[Figure dataset records]
<<<<
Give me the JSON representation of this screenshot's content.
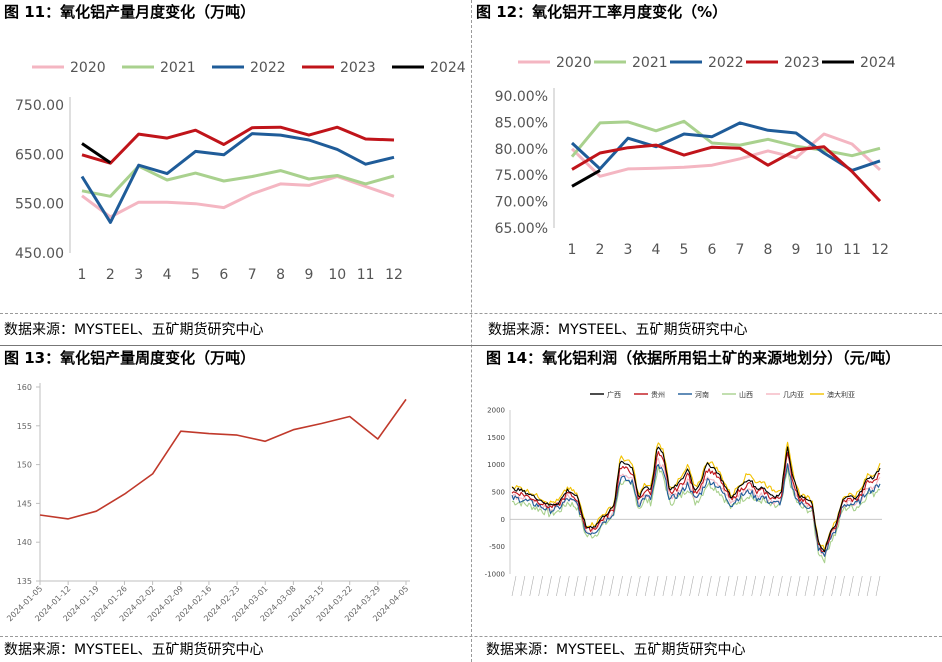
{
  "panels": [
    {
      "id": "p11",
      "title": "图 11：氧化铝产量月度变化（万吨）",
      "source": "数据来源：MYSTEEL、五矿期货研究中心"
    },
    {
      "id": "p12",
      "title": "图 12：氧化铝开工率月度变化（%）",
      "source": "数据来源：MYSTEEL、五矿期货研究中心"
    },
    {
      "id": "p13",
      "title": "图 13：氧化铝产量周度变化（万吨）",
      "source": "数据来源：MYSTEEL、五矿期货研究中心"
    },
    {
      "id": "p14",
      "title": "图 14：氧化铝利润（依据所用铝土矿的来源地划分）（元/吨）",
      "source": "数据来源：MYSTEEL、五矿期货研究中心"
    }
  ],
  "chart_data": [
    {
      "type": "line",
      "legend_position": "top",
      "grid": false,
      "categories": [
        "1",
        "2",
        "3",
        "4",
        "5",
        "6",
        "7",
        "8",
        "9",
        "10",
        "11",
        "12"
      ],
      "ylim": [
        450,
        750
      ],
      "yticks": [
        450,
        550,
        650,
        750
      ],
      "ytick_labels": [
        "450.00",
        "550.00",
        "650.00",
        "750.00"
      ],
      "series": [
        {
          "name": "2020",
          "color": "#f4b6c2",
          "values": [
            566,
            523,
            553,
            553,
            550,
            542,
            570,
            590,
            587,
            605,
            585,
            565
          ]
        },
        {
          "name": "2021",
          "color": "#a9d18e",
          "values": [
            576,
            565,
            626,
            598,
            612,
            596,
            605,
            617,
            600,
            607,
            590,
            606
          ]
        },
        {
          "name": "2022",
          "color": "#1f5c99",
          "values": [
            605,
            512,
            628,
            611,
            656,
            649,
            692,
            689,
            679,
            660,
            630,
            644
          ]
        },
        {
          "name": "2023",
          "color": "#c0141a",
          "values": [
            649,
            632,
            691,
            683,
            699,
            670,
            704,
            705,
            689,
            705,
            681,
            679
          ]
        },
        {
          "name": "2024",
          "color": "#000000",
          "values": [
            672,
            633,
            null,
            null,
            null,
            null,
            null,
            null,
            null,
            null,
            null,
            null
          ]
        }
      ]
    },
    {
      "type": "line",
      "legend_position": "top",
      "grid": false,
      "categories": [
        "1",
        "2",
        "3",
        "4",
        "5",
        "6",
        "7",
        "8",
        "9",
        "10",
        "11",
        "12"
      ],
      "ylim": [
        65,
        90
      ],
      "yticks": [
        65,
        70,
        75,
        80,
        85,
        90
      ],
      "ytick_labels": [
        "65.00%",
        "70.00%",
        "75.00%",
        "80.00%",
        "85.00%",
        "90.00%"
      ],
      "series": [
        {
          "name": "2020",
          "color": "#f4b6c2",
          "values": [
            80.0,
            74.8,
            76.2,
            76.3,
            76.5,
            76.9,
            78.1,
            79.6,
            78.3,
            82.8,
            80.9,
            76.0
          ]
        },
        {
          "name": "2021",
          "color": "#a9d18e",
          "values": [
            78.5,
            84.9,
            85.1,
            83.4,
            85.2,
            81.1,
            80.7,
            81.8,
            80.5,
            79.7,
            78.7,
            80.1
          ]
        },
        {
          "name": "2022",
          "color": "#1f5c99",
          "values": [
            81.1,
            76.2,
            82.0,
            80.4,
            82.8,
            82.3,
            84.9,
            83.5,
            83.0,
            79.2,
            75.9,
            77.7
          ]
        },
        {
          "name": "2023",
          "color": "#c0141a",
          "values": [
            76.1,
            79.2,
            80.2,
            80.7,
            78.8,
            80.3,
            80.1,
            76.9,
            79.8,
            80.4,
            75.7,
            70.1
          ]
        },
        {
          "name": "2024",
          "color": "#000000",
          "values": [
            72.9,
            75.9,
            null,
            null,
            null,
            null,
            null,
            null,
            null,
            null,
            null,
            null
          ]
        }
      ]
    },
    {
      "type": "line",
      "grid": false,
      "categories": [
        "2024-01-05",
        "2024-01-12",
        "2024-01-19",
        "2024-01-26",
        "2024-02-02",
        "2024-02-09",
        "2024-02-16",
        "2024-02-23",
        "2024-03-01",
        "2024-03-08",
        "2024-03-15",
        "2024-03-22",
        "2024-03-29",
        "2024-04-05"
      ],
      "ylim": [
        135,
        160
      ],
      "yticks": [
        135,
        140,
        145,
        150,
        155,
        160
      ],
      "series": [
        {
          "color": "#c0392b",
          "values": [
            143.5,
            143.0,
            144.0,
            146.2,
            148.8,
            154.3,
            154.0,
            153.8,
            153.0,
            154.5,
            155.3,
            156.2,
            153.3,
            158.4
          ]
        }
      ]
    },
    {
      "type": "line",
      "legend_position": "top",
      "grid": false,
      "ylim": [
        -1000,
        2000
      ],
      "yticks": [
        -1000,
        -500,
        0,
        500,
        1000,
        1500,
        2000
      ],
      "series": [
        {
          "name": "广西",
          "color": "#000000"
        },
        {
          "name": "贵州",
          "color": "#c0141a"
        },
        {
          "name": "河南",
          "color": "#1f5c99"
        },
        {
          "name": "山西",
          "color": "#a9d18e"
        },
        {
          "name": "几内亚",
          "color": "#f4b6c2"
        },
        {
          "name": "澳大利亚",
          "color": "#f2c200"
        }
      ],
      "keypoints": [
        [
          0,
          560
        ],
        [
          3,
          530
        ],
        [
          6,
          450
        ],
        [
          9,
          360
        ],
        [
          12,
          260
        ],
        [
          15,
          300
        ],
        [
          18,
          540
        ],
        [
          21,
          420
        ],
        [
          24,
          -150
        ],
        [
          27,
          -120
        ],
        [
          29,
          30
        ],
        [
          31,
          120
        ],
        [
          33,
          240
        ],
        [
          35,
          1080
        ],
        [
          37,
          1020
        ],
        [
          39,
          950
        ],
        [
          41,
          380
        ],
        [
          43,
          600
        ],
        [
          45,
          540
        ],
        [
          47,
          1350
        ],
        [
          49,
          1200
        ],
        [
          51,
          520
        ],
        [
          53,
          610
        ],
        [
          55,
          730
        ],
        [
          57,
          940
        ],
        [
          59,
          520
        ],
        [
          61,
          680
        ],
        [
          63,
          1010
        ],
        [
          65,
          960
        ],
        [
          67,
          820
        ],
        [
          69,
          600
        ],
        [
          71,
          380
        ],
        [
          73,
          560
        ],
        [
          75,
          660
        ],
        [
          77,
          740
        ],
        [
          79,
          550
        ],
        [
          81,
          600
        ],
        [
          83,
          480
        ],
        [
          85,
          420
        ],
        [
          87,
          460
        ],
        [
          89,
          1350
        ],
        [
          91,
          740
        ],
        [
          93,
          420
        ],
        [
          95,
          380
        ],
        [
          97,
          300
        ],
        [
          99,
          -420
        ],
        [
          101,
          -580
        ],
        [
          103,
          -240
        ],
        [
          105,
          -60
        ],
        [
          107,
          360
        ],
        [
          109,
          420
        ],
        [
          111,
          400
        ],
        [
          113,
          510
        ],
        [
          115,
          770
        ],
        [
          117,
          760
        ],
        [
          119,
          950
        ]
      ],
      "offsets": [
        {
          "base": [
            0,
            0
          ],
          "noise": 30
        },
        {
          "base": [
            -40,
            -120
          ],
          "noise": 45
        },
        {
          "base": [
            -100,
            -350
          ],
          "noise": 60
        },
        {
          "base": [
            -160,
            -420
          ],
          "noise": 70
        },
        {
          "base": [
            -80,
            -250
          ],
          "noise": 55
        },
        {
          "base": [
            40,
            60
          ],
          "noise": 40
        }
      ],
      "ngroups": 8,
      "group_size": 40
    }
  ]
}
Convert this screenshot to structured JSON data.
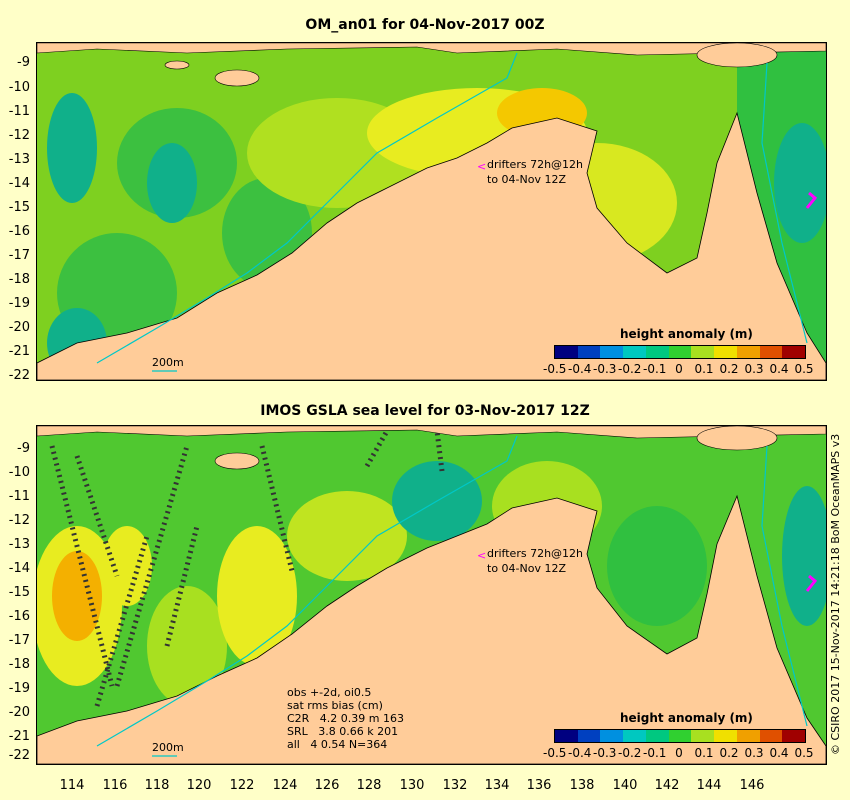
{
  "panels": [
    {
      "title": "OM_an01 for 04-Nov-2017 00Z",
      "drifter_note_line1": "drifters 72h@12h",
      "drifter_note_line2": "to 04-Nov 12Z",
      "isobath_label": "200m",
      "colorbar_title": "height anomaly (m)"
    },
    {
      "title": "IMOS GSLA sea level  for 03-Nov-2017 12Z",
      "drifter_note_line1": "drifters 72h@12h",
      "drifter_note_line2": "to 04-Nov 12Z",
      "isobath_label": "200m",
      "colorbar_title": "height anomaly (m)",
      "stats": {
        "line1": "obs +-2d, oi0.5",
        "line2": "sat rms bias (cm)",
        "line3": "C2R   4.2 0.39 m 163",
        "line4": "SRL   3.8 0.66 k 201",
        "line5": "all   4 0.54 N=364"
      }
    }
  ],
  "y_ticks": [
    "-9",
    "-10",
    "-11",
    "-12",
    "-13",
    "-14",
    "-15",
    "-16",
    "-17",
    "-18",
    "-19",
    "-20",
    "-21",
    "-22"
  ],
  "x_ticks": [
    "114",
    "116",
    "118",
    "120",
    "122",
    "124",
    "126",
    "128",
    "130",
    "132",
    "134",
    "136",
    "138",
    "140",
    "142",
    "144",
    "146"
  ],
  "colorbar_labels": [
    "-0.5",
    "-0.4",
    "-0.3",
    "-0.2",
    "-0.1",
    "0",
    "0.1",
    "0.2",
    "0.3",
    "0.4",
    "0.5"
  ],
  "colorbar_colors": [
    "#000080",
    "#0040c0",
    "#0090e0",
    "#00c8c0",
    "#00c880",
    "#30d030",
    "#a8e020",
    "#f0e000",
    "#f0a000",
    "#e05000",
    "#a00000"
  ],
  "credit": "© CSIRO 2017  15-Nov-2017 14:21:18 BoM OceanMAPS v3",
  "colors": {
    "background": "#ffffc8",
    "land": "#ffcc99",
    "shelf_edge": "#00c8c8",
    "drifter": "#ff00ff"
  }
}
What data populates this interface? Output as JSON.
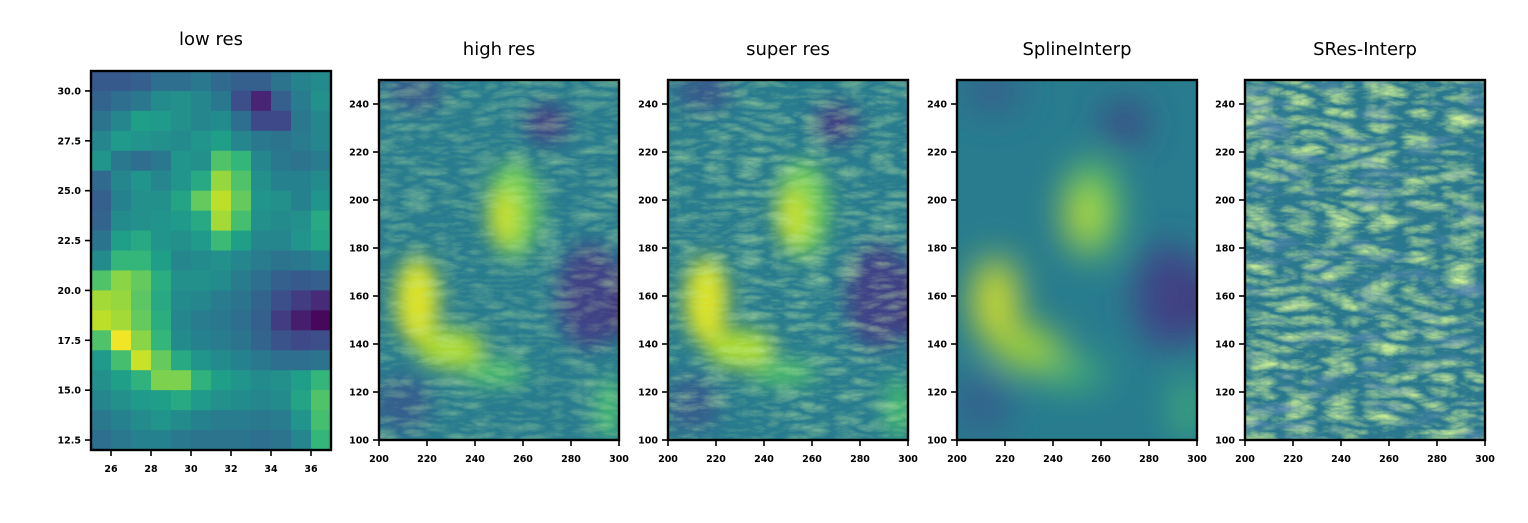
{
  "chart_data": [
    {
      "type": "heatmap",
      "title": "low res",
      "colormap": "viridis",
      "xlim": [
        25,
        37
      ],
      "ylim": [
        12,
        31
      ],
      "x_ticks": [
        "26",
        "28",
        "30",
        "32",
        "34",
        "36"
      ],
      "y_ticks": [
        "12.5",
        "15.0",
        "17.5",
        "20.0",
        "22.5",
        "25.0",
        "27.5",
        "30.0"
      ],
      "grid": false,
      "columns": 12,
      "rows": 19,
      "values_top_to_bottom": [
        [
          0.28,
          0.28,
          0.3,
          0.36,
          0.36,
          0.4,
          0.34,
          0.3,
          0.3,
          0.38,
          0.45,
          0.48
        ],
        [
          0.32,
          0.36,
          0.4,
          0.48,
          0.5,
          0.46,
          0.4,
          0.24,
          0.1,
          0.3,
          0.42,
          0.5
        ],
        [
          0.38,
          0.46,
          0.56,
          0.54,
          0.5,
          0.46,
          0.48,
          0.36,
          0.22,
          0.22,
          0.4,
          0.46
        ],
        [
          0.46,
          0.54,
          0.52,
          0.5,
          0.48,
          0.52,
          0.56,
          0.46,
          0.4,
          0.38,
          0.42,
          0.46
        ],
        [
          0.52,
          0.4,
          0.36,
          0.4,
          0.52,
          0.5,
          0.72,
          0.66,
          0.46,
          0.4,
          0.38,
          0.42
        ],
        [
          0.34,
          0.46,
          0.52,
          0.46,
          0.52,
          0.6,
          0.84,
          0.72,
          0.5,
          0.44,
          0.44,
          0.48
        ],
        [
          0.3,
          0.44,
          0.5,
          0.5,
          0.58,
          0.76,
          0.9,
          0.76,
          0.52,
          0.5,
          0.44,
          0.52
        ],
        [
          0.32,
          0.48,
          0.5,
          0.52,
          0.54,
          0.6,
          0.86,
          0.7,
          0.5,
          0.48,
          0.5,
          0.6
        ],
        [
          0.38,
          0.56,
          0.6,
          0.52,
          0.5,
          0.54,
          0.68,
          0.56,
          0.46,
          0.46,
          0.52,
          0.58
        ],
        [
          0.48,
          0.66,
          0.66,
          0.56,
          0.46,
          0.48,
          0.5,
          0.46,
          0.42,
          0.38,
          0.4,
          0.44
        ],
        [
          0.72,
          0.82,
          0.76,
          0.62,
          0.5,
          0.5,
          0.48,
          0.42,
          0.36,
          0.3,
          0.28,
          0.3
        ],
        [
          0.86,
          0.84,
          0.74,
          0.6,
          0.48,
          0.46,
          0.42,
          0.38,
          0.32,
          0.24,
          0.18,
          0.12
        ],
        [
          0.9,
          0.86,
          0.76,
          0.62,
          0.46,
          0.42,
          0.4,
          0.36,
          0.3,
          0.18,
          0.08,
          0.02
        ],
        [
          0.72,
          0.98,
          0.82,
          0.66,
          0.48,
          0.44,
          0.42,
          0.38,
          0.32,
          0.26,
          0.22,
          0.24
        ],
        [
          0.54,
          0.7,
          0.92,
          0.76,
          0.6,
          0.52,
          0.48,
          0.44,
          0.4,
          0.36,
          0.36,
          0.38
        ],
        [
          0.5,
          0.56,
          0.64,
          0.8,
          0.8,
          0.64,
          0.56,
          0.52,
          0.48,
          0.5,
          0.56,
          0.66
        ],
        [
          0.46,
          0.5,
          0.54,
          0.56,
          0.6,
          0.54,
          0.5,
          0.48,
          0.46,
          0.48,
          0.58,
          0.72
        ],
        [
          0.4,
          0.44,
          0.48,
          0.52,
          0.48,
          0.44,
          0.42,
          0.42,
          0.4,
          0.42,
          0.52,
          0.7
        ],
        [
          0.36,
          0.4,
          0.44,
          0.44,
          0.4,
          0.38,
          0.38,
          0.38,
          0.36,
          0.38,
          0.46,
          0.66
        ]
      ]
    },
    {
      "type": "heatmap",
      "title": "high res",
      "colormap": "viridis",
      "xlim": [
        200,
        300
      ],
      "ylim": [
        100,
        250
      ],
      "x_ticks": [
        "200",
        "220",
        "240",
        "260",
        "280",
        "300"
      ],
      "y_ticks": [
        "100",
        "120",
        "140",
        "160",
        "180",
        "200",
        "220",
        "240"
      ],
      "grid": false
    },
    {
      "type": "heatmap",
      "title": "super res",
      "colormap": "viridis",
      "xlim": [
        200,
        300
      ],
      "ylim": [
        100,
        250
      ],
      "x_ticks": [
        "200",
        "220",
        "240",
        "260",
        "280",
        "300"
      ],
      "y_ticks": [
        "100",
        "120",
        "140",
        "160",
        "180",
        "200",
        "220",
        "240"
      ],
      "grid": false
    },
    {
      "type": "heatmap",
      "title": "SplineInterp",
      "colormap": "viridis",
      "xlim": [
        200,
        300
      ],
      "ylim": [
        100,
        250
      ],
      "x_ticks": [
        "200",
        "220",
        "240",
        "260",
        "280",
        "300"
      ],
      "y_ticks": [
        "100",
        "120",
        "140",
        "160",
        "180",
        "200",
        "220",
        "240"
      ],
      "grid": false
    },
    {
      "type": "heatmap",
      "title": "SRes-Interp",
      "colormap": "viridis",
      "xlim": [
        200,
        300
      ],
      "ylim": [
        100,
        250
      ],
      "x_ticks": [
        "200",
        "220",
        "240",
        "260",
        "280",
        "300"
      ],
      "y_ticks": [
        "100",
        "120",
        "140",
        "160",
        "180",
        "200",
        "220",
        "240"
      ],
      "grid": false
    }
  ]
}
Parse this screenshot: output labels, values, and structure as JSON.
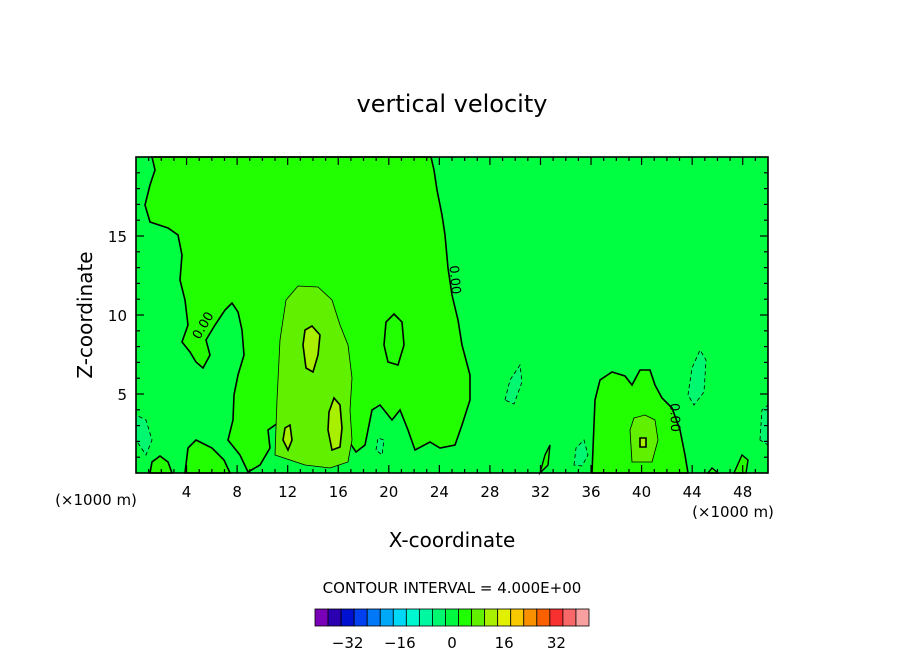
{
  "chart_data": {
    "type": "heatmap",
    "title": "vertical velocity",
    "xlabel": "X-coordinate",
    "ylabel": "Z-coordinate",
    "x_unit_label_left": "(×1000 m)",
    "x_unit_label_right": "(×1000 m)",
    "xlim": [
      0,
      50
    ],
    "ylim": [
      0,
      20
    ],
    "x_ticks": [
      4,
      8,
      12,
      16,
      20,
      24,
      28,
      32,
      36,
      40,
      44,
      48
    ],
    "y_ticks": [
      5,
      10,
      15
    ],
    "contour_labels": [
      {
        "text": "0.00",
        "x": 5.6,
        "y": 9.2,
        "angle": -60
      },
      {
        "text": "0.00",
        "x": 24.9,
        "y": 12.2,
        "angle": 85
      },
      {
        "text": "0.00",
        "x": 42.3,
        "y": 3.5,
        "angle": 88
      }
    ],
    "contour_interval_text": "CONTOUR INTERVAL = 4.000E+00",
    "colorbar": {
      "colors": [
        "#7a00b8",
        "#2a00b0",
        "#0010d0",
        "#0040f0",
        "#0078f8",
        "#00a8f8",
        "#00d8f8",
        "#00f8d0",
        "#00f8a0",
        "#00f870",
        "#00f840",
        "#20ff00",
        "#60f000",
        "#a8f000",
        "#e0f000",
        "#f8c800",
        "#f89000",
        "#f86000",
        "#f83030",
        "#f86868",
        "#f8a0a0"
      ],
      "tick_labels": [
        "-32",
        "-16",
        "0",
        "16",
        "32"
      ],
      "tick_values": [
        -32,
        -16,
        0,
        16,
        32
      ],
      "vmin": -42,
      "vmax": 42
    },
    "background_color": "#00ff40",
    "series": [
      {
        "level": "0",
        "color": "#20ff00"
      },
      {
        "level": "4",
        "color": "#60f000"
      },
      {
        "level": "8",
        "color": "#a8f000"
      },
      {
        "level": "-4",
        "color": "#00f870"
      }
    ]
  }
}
>>>>
■ What is expected: Find each line holding the word "noise" and copy it.

■ Exercise answer:
          "noise": 30
          "noise": 45
          "noise": 60
          "noise": 70
          "noise": 55
          "noise": 40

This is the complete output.